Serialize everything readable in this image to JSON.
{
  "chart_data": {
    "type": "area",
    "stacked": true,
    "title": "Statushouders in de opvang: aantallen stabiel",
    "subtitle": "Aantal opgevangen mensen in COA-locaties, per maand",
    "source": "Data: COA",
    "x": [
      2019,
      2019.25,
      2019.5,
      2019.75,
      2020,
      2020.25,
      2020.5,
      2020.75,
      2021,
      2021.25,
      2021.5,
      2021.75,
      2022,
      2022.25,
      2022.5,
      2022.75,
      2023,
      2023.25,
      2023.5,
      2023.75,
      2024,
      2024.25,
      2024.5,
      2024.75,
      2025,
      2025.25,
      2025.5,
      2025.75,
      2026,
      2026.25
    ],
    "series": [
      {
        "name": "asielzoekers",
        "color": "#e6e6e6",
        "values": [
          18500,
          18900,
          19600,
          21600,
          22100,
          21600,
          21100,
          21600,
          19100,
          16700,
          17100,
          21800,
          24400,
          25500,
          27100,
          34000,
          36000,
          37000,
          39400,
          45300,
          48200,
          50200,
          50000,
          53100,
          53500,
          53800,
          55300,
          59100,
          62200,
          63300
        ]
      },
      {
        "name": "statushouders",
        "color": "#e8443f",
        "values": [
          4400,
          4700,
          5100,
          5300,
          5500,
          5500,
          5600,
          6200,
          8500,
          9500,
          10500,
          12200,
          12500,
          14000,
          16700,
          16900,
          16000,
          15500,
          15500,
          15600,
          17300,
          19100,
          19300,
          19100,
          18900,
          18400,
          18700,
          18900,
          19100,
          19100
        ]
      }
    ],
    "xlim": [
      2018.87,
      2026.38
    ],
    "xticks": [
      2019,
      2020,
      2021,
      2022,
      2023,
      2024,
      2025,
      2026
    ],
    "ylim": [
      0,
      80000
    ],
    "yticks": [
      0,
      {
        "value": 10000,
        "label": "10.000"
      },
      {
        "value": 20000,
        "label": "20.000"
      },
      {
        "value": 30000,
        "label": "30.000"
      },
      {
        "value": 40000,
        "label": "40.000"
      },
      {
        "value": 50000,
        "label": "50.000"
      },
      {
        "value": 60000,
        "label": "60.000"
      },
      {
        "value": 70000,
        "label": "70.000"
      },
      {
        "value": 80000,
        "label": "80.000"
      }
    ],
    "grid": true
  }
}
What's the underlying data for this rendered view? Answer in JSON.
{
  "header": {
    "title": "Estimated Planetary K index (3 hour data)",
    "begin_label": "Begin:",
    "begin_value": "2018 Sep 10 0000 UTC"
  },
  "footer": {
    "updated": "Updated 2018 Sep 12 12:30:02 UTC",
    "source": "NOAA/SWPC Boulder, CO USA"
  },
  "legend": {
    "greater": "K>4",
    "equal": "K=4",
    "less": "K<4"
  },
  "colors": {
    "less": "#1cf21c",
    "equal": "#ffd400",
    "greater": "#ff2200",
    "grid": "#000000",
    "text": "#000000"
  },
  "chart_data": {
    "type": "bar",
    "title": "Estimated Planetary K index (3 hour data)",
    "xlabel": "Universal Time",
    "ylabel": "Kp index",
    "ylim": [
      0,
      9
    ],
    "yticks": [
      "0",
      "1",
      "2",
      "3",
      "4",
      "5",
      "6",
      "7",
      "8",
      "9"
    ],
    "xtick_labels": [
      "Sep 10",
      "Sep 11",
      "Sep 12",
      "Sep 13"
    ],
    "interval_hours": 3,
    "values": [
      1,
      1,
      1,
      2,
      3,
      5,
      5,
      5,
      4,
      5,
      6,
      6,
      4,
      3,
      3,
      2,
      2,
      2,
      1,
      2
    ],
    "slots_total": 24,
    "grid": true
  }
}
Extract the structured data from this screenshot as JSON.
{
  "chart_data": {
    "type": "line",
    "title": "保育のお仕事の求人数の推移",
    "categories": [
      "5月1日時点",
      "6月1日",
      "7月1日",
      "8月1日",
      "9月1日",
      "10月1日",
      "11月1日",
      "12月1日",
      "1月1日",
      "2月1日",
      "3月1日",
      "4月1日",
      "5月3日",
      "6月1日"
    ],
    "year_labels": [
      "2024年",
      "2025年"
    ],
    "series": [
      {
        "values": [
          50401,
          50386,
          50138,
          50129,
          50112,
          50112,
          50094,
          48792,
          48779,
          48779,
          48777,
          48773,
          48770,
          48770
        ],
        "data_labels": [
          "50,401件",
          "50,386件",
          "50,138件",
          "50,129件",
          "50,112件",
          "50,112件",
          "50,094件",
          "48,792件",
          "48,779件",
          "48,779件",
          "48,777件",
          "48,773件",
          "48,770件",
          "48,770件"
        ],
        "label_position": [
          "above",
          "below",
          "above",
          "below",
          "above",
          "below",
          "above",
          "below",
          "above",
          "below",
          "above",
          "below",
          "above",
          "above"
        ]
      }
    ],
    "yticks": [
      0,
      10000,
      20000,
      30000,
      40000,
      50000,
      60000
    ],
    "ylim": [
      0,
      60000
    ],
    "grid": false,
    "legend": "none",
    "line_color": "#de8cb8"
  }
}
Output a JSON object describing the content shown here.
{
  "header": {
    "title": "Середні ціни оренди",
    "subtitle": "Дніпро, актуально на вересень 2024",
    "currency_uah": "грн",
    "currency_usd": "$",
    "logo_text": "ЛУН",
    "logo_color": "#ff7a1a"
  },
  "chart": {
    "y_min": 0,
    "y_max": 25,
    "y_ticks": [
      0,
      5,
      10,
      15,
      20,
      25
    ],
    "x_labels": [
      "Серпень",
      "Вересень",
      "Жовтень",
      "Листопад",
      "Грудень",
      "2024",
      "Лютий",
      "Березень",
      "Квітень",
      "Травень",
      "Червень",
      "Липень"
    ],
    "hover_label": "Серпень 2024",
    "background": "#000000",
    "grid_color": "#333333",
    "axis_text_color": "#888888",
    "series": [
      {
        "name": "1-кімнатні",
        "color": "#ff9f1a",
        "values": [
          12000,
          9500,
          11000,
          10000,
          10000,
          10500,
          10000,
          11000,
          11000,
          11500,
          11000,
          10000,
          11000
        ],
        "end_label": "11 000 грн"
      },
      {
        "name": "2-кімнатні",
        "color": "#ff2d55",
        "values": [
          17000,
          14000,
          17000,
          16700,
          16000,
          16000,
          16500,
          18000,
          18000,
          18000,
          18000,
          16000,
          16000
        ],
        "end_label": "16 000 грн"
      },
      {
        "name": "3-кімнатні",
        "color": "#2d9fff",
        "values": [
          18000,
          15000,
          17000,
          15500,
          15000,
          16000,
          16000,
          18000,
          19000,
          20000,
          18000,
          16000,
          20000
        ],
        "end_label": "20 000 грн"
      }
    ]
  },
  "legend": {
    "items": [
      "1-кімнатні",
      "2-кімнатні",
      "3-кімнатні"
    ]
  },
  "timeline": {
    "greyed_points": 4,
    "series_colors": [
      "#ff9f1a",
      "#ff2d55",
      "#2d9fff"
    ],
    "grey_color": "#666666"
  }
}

☆ ☆ ☆ ☆ ☆

Goal of the exercise: Of the lines above, how many include the word "name"? Reply with the number only.

Solution: 5